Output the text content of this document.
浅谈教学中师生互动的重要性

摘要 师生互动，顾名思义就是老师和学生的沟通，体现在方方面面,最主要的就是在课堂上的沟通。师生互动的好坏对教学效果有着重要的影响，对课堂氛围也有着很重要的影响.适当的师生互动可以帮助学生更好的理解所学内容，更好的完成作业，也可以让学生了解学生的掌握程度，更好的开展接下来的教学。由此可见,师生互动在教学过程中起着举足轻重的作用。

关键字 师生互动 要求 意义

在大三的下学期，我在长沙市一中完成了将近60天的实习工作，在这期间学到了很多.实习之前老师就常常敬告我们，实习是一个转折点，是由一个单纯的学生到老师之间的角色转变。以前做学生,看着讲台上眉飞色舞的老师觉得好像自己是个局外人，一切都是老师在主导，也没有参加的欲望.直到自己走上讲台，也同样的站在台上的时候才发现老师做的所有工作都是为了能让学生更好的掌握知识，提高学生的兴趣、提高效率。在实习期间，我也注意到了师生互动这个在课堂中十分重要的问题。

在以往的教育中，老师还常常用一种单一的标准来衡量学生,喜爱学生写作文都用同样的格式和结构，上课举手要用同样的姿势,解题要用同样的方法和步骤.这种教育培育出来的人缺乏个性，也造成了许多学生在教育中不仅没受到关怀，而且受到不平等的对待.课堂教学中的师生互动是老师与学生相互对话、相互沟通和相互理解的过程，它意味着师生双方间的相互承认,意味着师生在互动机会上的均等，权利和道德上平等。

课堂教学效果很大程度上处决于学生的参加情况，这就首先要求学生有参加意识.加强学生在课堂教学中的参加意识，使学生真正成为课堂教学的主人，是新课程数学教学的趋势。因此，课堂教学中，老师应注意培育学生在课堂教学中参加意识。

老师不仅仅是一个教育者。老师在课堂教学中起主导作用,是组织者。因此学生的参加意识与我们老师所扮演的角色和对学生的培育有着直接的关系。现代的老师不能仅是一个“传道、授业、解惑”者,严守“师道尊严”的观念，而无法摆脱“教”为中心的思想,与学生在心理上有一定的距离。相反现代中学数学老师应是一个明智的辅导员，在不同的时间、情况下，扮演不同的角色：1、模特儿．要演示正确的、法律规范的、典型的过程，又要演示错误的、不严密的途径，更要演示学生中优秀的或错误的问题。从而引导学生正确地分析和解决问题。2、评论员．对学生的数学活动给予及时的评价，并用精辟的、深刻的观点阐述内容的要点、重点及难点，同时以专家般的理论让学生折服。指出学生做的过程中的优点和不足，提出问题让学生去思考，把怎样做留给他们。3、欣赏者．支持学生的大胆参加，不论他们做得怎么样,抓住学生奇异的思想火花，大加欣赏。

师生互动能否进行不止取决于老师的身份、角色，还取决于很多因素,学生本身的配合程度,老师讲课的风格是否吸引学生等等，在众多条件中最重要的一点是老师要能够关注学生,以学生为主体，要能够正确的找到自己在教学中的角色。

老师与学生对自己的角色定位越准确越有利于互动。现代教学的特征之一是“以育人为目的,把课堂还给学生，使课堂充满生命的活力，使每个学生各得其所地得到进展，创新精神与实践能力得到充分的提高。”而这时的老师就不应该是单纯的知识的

-----

- _Request_
Set down the material above again, word for word.

- _Result for this task_
Output the text content of this document.
浅谈教学中师生互动的重要性

摘要 师生互动，顾名思义就是老师和学生的沟通，体现在方方面面,最主要的就是在课堂上的沟通。师生互动的好坏对教学效果有着重要的影响，对课堂氛围也有着很重要的影响.适当的师生互动可以帮助学生更好的理解所学内容，更好的完成作业，也可以让学生了解学生的掌握程度，更好的开展接下来的教学。由此可见,师生互动在教学过程中起着举足轻重的作用。

关键字 师生互动 要求 意义

在大三的下学期，我在长沙市一中完成了将近60天的实习工作，在这期间学到了很多.实习之前老师就常常敬告我们，实习是一个转折点，是由一个单纯的学生到老师之间的角色转变。以前做学生,看着讲台上眉飞色舞的老师觉得好像自己是个局外人，一切都是老师在主导，也没有参加的欲望.直到自己走上讲台，也同样的站在台上的时候才发现老师做的所有工作都是为了能让学生更好的掌握知识，提高学生的兴趣、提高效率。在实习期间，我也注意到了师生互动这个在课堂中十分重要的问题。

在以往的教育中，老师还常常用一种单一的标准来衡量学生,喜爱学生写作文都用同样的格式和结构，上课举手要用同样的姿势,解题要用同样的方法和步骤.这种教育培育出来的人缺乏个性，也造成了许多学生在教育中不仅没受到关怀，而且受到不平等的对待.课堂教学中的师生互动是老师与学生相互对话、相互沟通和相互理解的过程，它意味着师生双方间的相互承认,意味着师生在互动机会上的均等，权利和道德上平等。

课堂教学效果很大程度上处决于学生的参加情况，这就首先要求学生有参加意识.加强学生在课堂教学中的参加意识，使学生真正成为课堂教学的主人，是新课程数学教学的趋势。因此，课堂教学中，老师应注意培育学生在课堂教学中参加意识。

老师不仅仅是一个教育者。老师在课堂教学中起主导作用,是组织者。因此学生的参加意识与我们老师所扮演的角色和对学生的培育有着直接的关系。现代的老师不能仅是一个“传道、授业、解惑”者,严守“师道尊严”的观念，而无法摆脱“教”为中心的思想,与学生在心理上有一定的距离。相反现代中学数学老师应是一个明智的辅导员，在不同的时间、情况下，扮演不同的角色：1、模特儿．要演示正确的、法律规范的、典型的过程，又要演示错误的、不严密的途径，更要演示学生中优秀的或错误的问题。从而引导学生正确地分析和解决问题。2、评论员．对学生的数学活动给予及时的评价，并用精辟的、深刻的观点阐述内容的要点、重点及难点，同时以专家般的理论让学生折服。指出学生做的过程中的优点和不足，提出问题让学生去思考，把怎样做留给他们。3、欣赏者．支持学生的大胆参加，不论他们做得怎么样,抓住学生奇异的思想火花，大加欣赏。

师生互动能否进行不止取决于老师的身份、角色，还取决于很多因素,学生本身的配合程度,老师讲课的风格是否吸引学生等等，在众多条件中最重要的一点是老师要能够关注学生,以学生为主体，要能够正确的找到自己在教学中的角色。

老师与学生对自己的角色定位越准确越有利于互动。现代教学的特征之一是“以育人为目的,把课堂还给学生，使课堂充满生命的活力，使每个学生各得其所地得到进展，创新精神与实践能力得到充分的提高。”而这时的老师就不应该是单纯的知识的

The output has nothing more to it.